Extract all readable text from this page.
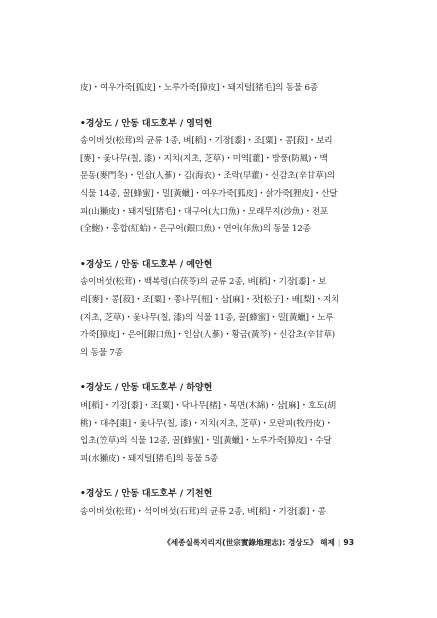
皮)・여우가죽[狐皮]・노루가죽[獐皮]・돼지털[猪毛]의 동물 6종
•경상도 / 안동 대도호부 / 영덕현
송이버섯(松茸)의 균류 1종, 벼[稻]・기장[黍]・조[粟]・콩[菽]・보리
[麥]・옻나무(칠, 漆)・지치(지초, 芝草)・미역[藿]・방풍(防風)・맥
문동(麥門冬)・인삼(人蔘)・김(海衣)・조락(早藿)・신감초(辛甘草)의
식물 14종, 꿀[蜂蜜]・밀[黃蠟]・여우가죽[狐皮]・삵가죽[狸皮]・산달
피(山獺皮)・돼지털[猪毛]・대구어(大口魚)・모래무지(沙魚)・전포
(全鮑)・홍합(紅蛤)・은구어(銀口魚)・연어(年魚)의 동물 12종
•경상도 / 안동 대도호부 / 예안현
송이버섯(松茸)・백복령(白茯苓)의 균류 2종, 벼[稻]・기장[黍]・보
리[麥]・콩[菽]・조[粟]・쫑나무[杻]・삼[麻]・잣[松子]・배[梨]・지치
(지초, 芝草)・옻나무(칠, 漆)의 식물 11종, 꿀[蜂蜜]・밀[黃蠟]・노루
가죽[獐皮]・은어[銀口魚]・인삼(人蔘)・황금(黃芩)・신감초(辛甘草)
의 동물 7종
•경상도 / 안동 대도호부 / 하양현
벼[稻]・기장[黍]・조[粟]・닥나무[楮]・목면(木綿)・삼[麻]・호도(胡
桃)・대추[棗]・옻나무(칠, 漆)・지치(지초, 芝草)・모란피(牧丹皮)・
입초(笠草)의 식물 12종, 꿀[蜂蜜]・밀[黃蠟]・노루가죽[獐皮]・수달
피(水獺皮)・돼지털[猪毛]의 동물 5종
•경상도 / 안동 대도호부 / 기천현
송이버섯(松茸)・석이버섯(石茸)의 균류 2종, 벼[稻]・기장[黍]・콩
《세종실록지리지(世宗實錄地理志): 경상도》 해제 | 93
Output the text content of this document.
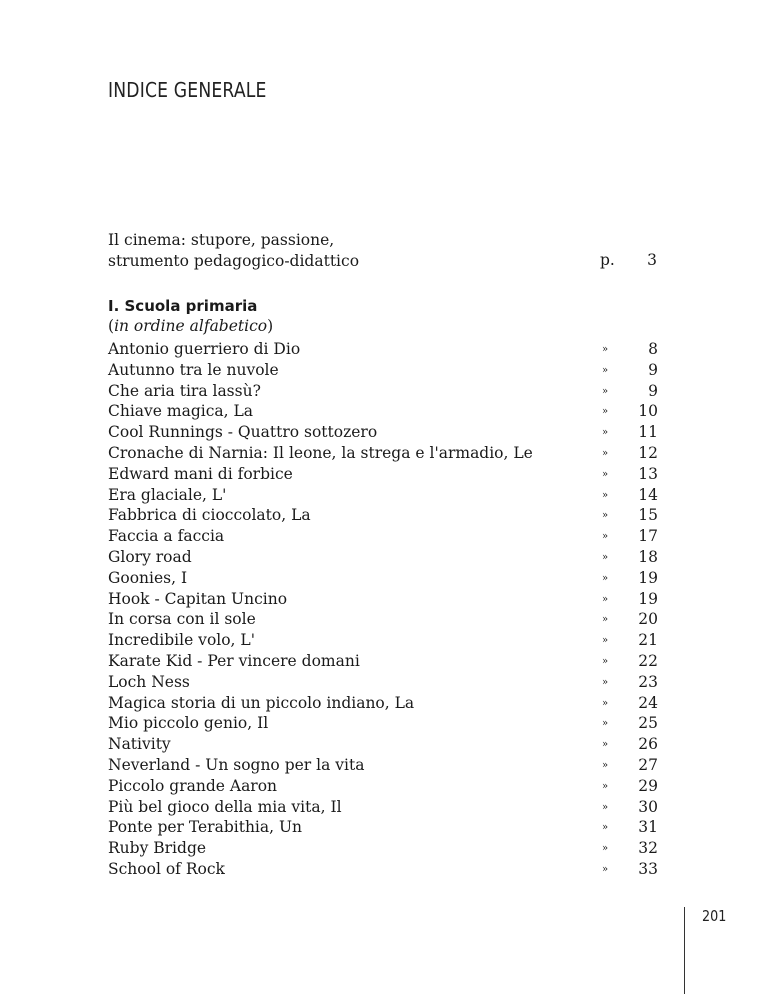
INDICE GENERALE
Il cinema: stupore, passione,
strumento pedagogico-didattico	p. 3
I. Scuola primaria
(in ordine alfabetico)
Antonio guerriero di Dio	»	8
Autunno tra le nuvole	»	9
Che aria tira lassù?	»	9
Chiave magica, La	»	10
Cool Runnings - Quattro sottozero	»	11
Cronache di Narnia: Il leone, la strega e l'armadio, Le	»	12
Edward mani di forbice	»	13
Era glaciale, L'	»	14
Fabbrica di cioccolato, La	»	15
Faccia a faccia	»	17
Glory road	»	18
Goonies, I	»	19
Hook - Capitan Uncino	»	19
In corsa con il sole	»	20
Incredibile volo, L'	»	21
Karate Kid - Per vincere domani	»	22
Loch Ness	»	23
Magica storia di un piccolo indiano, La	»	24
Mio piccolo genio, Il	»	25
Nativity	»	26
Neverland - Un sogno per la vita	»	27
Piccolo grande Aaron	»	29
Più bel gioco della mia vita, Il	»	30
Ponte per Terabithia, Un	»	31
Ruby Bridge	»	32
School of Rock	»	33
201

[EXERCISE DIRECTIONS] Every line of the data above should be quoted exactly. Omit the pictures.

[RESULT OF THE TASK]
Extract all readable text from this page.
皮)・여우가죽[狐皮]・노루가죽[獐皮]・돼지털[猪毛]의 동물 6종
•경상도 / 안동 대도호부 / 영덕현
송이버섯(松茸)의 균류 1종, 벼[稻]・기장[黍]・조[粟]・콩[菽]・보리
[麥]・옻나무(칠, 漆)・지치(지초, 芝草)・미역[藿]・방풍(防風)・맥
문동(麥門冬)・인삼(人蔘)・김(海衣)・조락(早藿)・신감초(辛甘草)의
식물 14종, 꿀[蜂蜜]・밀[黃蠟]・여우가죽[狐皮]・삵가죽[狸皮]・산달
피(山獺皮)・돼지털[猪毛]・대구어(大口魚)・모래무지(沙魚)・전포
(全鮑)・홍합(紅蛤)・은구어(銀口魚)・연어(年魚)의 동물 12종
•경상도 / 안동 대도호부 / 예안현
송이버섯(松茸)・백복령(白茯苓)의 균류 2종, 벼[稻]・기장[黍]・보
리[麥]・콩[菽]・조[粟]・쫑나무[杻]・삼[麻]・잣[松子]・배[梨]・지치
(지초, 芝草)・옻나무(칠, 漆)의 식물 11종, 꿀[蜂蜜]・밀[黃蠟]・노루
가죽[獐皮]・은어[銀口魚]・인삼(人蔘)・황금(黃芩)・신감초(辛甘草)
의 동물 7종
•경상도 / 안동 대도호부 / 하양현
벼[稻]・기장[黍]・조[粟]・닥나무[楮]・목면(木綿)・삼[麻]・호도(胡
桃)・대추[棗]・옻나무(칠, 漆)・지치(지초, 芝草)・모란피(牧丹皮)・
입초(笠草)의 식물 12종, 꿀[蜂蜜]・밀[黃蠟]・노루가죽[獐皮]・수달
피(水獺皮)・돼지털[猪毛]의 동물 5종
•경상도 / 안동 대도호부 / 기천현
송이버섯(松茸)・석이버섯(石茸)의 균류 2종, 벼[稻]・기장[黍]・콩
《세종실록지리지(世宗實錄地理志): 경상도》 해제 | 93
Output the text content of this document.
INDICE GENERALE
Il cinema: stupore, passione,
strumento pedagogico-didattico	p. 3
I. Scuola primaria
(in ordine alfabetico)
Antonio guerriero di Dio	»	8
Autunno tra le nuvole	»	9
Che aria tira lassù?	»	9
Chiave magica, La	»	10
Cool Runnings - Quattro sottozero	»	11
Cronache di Narnia: Il leone, la strega e l'armadio, Le	»	12
Edward mani di forbice	»	13
Era glaciale, L'	»	14
Fabbrica di cioccolato, La	»	15
Faccia a faccia	»	17
Glory road	»	18
Goonies, I	»	19
Hook - Capitan Uncino	»	19
In corsa con il sole	»	20
Incredibile volo, L'	»	21
Karate Kid - Per vincere domani	»	22
Loch Ness	»	23
Magica storia di un piccolo indiano, La	»	24
Mio piccolo genio, Il	»	25
Nativity	»	26
Neverland - Un sogno per la vita	»	27
Piccolo grande Aaron	»	29
Più bel gioco della mia vita, Il	»	30
Ponte per Terabithia, Un	»	31
Ruby Bridge	»	32
School of Rock	»	33
201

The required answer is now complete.